- _TASK_: In the data below, locate each line with the word "CORRIENTE" and list it.

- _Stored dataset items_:
◇ ◇ ◇ ◇ ◇
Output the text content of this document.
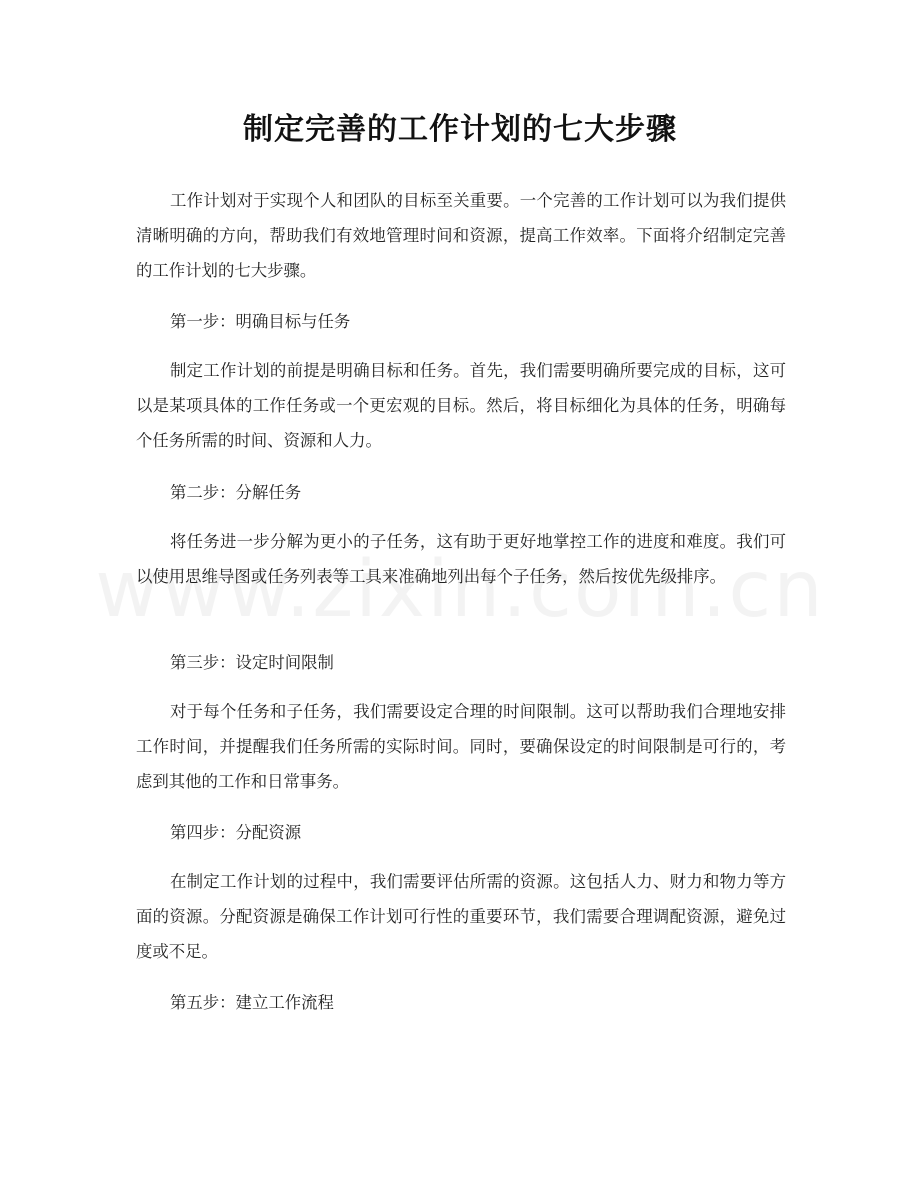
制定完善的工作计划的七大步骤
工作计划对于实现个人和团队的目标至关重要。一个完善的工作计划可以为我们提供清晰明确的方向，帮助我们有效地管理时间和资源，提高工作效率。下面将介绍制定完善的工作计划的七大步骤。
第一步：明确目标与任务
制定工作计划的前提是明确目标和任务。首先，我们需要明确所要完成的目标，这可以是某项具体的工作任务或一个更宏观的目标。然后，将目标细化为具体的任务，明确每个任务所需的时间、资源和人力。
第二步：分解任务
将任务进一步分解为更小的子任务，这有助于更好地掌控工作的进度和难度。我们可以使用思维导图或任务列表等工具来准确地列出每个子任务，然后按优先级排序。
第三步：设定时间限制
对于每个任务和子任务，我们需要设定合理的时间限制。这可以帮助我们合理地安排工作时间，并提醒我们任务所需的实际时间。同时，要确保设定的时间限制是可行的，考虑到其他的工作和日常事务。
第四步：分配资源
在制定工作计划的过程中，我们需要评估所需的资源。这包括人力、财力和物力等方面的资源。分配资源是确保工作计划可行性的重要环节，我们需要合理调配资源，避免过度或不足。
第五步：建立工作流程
◇ ◇ ◇ ◇ ◇
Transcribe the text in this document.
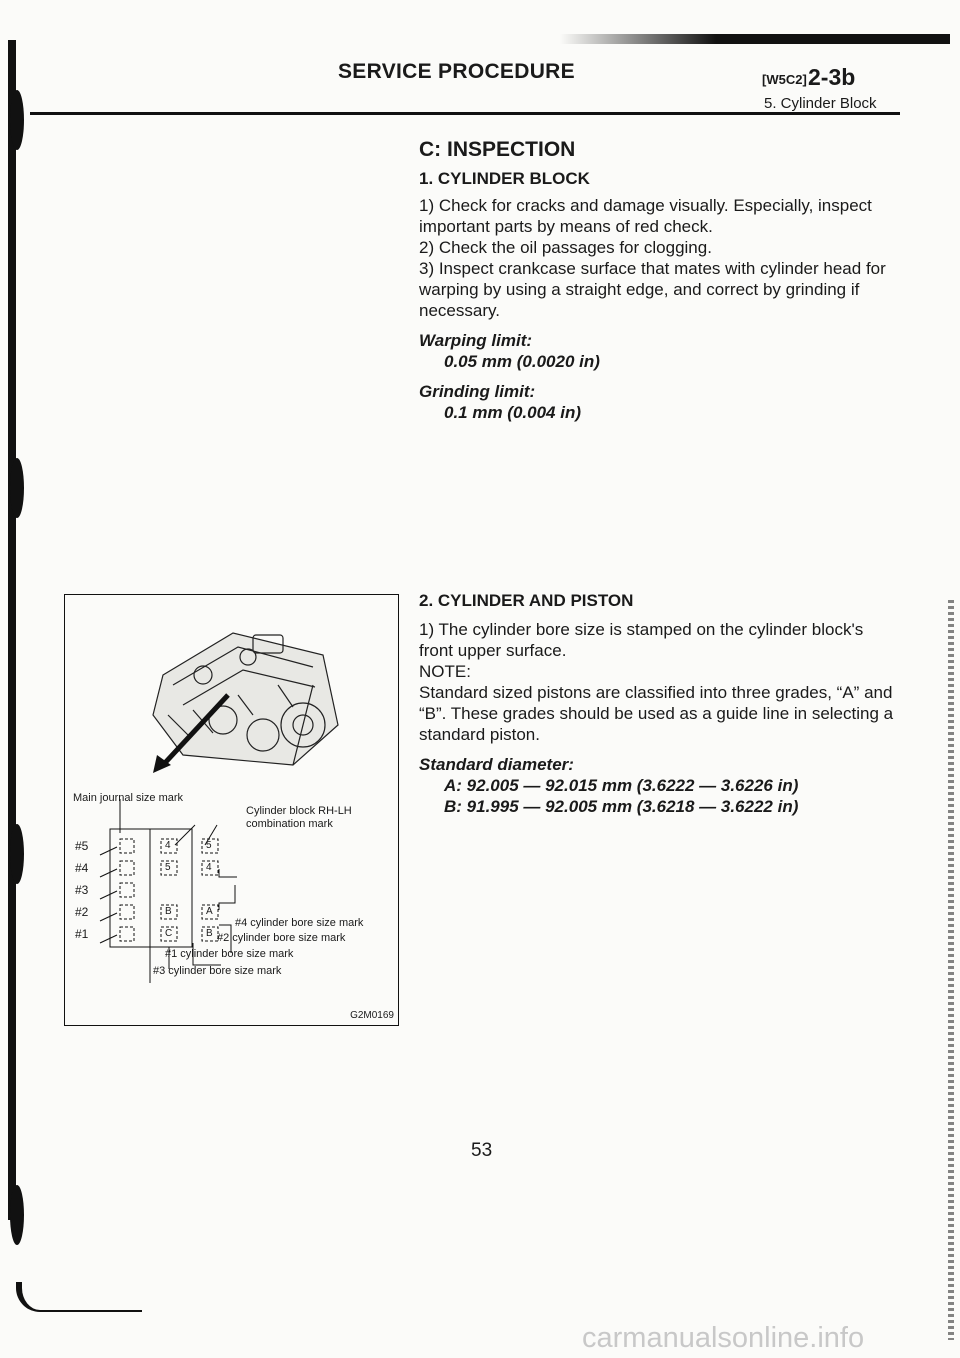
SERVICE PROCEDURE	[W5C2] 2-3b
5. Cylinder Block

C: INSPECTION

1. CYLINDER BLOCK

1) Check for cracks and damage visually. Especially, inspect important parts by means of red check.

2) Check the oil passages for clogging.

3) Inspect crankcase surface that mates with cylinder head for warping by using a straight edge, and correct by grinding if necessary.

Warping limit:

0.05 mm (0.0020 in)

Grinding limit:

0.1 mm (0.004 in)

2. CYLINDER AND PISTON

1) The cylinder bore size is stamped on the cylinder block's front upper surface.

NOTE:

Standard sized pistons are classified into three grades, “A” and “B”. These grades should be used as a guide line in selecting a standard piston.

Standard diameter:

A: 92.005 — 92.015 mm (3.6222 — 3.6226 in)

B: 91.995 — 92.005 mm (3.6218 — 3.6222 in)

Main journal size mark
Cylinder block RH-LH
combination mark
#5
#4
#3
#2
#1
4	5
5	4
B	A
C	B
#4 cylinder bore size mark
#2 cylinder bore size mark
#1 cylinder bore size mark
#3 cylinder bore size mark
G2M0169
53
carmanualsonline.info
◇ ◇ ◇ ◇ ◇
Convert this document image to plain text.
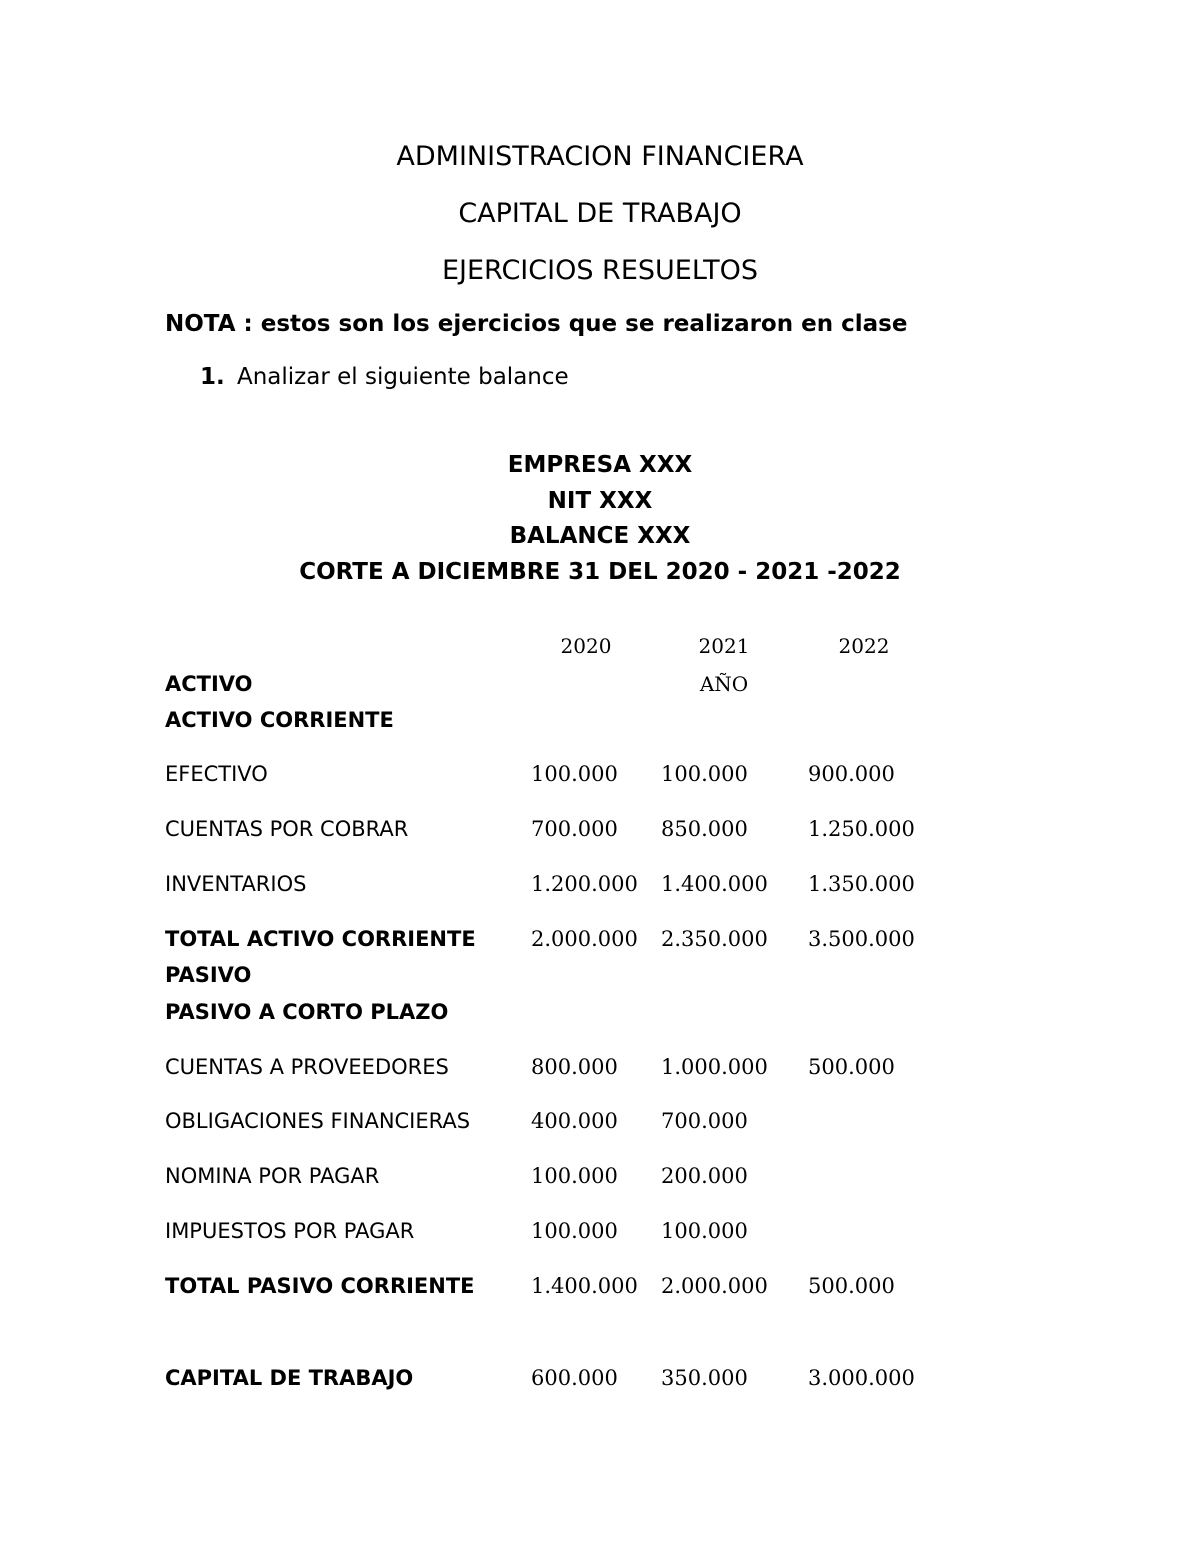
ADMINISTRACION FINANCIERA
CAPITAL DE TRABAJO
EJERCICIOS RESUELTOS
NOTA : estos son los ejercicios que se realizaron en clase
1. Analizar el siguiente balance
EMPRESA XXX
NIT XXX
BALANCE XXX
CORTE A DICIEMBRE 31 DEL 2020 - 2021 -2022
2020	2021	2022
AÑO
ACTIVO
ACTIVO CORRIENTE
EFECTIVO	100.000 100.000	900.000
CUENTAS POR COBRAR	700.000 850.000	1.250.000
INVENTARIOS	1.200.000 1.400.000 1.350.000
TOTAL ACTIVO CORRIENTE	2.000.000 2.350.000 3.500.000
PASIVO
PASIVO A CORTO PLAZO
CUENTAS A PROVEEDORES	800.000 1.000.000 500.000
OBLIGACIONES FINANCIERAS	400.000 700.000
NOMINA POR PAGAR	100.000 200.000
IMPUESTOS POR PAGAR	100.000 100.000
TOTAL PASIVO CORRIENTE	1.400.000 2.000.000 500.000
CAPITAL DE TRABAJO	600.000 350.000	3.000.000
◇ ◇ ◇ ◇ ◇
- _OUTPUT BELOW_:
ACTIVO CORRIENTE
TOTAL ACTIVO CORRIENTE	2.000.000 2.350.000 3.500.000
TOTAL PASIVO CORRIENTE	1.400.000 2.000.000 500.000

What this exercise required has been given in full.